◆ **Instructions to follow**: Exclude the pictures, then copy all remaining records exactly.

Data records:
- - -
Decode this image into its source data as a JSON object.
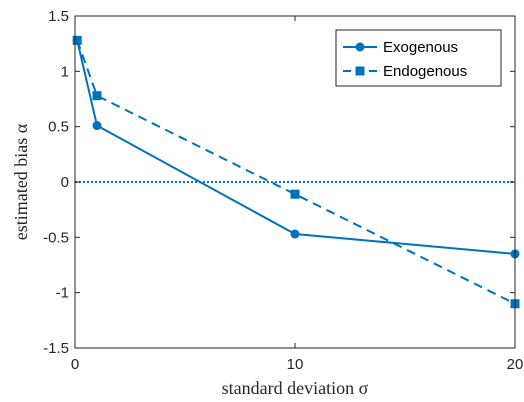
{
  "chart_data": {
    "type": "line",
    "xlabel": "standard deviation σ",
    "ylabel": "estimated bias α",
    "xlim": [
      0,
      20
    ],
    "ylim": [
      -1.5,
      1.5
    ],
    "xticks": [
      0,
      10,
      20
    ],
    "yticks": [
      1.5,
      1,
      0.5,
      0,
      -0.5,
      -1,
      -1.5
    ],
    "x_tick_labels": [
      "0",
      "10",
      "20"
    ],
    "y_tick_labels": [
      "1.5",
      "1",
      "0.5",
      "0",
      "-0.5",
      "-1",
      "-1.5"
    ],
    "legend_position": "top-right",
    "color": "#0072BD",
    "series": [
      {
        "name": "Exogenous",
        "marker": "circle",
        "line": "solid",
        "x": [
          0.1,
          1,
          10,
          20
        ],
        "y": [
          1.28,
          0.51,
          -0.47,
          -0.65
        ]
      },
      {
        "name": "Endogenous",
        "marker": "square",
        "line": "dashed",
        "x": [
          0.1,
          1,
          10,
          20
        ],
        "y": [
          1.28,
          0.78,
          -0.11,
          -1.1
        ]
      }
    ],
    "reference_lines": [
      {
        "y": 0,
        "style": "dotted"
      }
    ]
  }
}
- - -
◆ **Worked answer**:
Decode this image into its source data as a JSON object.
{
  "chart_data": {
    "type": "line",
    "xlabel": "standard deviation σ",
    "ylabel": "estimated bias α",
    "xlim": [
      0,
      20
    ],
    "ylim": [
      -1.5,
      1.5
    ],
    "xticks": [
      0,
      10,
      20
    ],
    "yticks": [
      1.5,
      1,
      0.5,
      0,
      -0.5,
      -1,
      -1.5
    ],
    "x_tick_labels": [
      "0",
      "10",
      "20"
    ],
    "y_tick_labels": [
      "1.5",
      "1",
      "0.5",
      "0",
      "-0.5",
      "-1",
      "-1.5"
    ],
    "legend_position": "top-right",
    "color": "#0072BD",
    "series": [
      {
        "name": "Exogenous",
        "marker": "circle",
        "line": "solid",
        "x": [
          0.1,
          1,
          10,
          20
        ],
        "y": [
          1.28,
          0.51,
          -0.47,
          -0.65
        ]
      },
      {
        "name": "Endogenous",
        "marker": "square",
        "line": "dashed",
        "x": [
          0.1,
          1,
          10,
          20
        ],
        "y": [
          1.28,
          0.78,
          -0.11,
          -1.1
        ]
      }
    ],
    "reference_lines": [
      {
        "y": 0,
        "style": "dotted"
      }
    ]
  }
}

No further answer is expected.